◆ Data extracted from a collection ◆
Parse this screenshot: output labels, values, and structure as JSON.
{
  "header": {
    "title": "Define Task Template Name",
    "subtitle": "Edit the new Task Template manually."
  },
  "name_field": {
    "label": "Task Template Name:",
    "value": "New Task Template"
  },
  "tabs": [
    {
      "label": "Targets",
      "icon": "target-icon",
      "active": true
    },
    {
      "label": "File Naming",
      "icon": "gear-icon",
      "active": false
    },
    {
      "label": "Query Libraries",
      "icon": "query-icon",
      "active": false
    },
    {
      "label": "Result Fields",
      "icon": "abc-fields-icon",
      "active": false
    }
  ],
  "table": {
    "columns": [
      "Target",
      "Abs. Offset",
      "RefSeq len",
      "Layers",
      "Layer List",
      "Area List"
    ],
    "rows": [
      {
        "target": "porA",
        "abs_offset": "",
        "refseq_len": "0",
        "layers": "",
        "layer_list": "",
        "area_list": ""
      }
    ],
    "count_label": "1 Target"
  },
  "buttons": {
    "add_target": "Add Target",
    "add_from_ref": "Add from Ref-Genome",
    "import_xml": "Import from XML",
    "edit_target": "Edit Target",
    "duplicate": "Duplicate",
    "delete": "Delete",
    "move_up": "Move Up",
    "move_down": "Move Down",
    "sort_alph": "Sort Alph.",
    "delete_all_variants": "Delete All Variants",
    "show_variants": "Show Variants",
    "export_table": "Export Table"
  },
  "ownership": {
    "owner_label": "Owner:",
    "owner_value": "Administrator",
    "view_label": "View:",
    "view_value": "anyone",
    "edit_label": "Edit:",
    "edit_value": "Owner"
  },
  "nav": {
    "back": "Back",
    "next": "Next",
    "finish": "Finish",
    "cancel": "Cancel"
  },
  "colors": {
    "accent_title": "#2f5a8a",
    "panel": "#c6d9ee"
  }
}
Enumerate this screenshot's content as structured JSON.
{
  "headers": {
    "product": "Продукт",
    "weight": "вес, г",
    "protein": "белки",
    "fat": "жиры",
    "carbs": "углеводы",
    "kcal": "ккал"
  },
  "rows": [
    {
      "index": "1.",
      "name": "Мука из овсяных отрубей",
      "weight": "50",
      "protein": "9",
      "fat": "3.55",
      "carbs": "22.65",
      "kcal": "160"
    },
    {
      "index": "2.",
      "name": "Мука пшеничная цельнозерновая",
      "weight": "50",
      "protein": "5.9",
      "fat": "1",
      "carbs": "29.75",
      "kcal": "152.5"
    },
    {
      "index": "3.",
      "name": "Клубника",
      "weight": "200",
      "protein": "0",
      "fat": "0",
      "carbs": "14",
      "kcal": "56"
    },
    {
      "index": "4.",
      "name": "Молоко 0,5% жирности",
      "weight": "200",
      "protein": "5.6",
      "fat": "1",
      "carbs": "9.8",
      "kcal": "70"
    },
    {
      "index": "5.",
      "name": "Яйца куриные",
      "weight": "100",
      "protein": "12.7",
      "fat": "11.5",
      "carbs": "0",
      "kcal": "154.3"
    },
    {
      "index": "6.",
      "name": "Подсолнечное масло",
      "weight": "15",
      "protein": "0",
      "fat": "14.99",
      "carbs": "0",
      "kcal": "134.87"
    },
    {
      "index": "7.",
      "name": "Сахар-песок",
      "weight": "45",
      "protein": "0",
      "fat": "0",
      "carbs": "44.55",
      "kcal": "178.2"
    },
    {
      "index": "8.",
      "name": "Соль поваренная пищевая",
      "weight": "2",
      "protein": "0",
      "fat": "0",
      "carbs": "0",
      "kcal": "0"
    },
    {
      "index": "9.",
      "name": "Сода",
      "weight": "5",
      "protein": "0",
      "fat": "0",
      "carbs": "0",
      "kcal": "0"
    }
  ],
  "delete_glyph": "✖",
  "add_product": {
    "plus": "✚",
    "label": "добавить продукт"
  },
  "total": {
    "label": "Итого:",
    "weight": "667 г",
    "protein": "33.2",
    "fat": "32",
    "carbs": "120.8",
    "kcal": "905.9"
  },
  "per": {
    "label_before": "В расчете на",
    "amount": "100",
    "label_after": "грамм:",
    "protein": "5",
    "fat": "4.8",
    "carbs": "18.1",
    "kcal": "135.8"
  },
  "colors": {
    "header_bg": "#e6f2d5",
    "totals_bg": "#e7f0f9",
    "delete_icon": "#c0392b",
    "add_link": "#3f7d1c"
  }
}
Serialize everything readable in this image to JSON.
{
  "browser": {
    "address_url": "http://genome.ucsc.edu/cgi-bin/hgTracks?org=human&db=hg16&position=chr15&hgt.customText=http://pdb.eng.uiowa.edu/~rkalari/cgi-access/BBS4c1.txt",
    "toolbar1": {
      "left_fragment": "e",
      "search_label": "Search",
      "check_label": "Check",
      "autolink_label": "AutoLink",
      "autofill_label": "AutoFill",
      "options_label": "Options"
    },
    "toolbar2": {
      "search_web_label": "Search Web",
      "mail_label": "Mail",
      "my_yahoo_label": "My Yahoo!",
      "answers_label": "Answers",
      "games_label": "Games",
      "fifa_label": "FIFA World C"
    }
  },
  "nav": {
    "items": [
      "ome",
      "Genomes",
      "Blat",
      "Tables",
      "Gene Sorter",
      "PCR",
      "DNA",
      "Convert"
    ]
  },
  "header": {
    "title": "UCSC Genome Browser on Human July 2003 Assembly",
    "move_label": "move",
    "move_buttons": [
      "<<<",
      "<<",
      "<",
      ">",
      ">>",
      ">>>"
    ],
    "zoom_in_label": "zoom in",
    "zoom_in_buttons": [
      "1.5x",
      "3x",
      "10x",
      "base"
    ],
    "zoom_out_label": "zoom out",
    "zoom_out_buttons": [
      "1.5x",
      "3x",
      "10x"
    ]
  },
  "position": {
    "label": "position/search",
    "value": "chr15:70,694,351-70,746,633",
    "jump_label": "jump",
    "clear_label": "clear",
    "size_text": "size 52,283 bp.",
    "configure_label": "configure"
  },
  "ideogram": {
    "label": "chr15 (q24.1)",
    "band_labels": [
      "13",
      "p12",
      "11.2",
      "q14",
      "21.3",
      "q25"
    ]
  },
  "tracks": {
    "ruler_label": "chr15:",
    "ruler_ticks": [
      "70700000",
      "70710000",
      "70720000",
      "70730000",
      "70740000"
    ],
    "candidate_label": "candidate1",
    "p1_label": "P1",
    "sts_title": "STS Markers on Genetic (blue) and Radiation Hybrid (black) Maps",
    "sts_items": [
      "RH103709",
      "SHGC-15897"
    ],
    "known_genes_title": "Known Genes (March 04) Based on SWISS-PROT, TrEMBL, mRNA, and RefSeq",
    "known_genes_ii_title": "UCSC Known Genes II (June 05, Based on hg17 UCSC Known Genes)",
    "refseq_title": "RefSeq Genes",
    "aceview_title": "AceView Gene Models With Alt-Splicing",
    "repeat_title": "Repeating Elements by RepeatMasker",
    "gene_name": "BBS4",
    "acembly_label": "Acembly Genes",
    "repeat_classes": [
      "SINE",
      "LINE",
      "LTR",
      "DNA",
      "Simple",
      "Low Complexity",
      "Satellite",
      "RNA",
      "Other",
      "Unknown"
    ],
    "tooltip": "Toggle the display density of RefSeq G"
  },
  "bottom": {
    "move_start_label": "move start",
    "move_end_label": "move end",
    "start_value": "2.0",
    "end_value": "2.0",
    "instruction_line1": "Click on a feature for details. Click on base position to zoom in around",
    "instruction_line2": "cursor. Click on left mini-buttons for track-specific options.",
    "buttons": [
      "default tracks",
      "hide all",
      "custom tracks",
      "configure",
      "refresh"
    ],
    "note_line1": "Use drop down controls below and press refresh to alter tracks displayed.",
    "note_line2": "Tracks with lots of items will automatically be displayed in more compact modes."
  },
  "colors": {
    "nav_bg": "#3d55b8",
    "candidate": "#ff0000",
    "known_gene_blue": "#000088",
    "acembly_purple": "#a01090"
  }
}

◆ Requirement ◆
Lines above that have "index": copy each of them.

◆ Reply to the exercise ◆
      "index": "1.",
      "index": "2.",
      "index": "3.",
      "index": "4.",
      "index": "5.",
      "index": "6.",
      "index": "7.",
      "index": "8.",
      "index": "9.",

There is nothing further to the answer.